▸ Given exercise
Your answer is a single number: the count of lines that contain the string "Evita".

▸ Data excerpts
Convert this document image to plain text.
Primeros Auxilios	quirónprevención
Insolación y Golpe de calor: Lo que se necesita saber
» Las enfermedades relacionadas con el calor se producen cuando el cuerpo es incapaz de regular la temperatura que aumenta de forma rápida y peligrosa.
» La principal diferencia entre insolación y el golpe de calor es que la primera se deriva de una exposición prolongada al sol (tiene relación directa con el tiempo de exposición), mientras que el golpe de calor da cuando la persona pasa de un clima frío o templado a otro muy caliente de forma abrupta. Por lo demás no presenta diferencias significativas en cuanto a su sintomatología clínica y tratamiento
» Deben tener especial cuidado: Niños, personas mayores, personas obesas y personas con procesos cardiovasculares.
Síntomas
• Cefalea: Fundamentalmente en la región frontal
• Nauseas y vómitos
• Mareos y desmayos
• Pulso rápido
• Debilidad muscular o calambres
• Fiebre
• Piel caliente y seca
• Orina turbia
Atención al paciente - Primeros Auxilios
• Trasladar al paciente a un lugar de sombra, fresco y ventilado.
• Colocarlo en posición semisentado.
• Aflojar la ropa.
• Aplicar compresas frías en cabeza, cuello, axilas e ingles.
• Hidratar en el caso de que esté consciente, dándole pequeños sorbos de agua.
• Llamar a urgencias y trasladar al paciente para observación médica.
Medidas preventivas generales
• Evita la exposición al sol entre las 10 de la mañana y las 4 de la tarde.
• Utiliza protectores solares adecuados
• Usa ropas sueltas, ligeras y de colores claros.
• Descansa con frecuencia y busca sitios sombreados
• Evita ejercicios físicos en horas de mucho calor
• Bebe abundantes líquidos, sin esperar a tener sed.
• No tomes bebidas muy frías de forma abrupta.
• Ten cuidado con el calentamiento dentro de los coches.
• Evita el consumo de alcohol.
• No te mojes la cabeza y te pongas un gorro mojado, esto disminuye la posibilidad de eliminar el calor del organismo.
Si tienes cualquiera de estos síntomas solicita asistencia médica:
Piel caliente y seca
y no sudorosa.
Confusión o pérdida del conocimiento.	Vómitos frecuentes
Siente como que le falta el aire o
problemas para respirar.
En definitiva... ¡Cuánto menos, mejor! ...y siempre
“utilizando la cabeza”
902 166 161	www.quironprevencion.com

▸ Full answer
3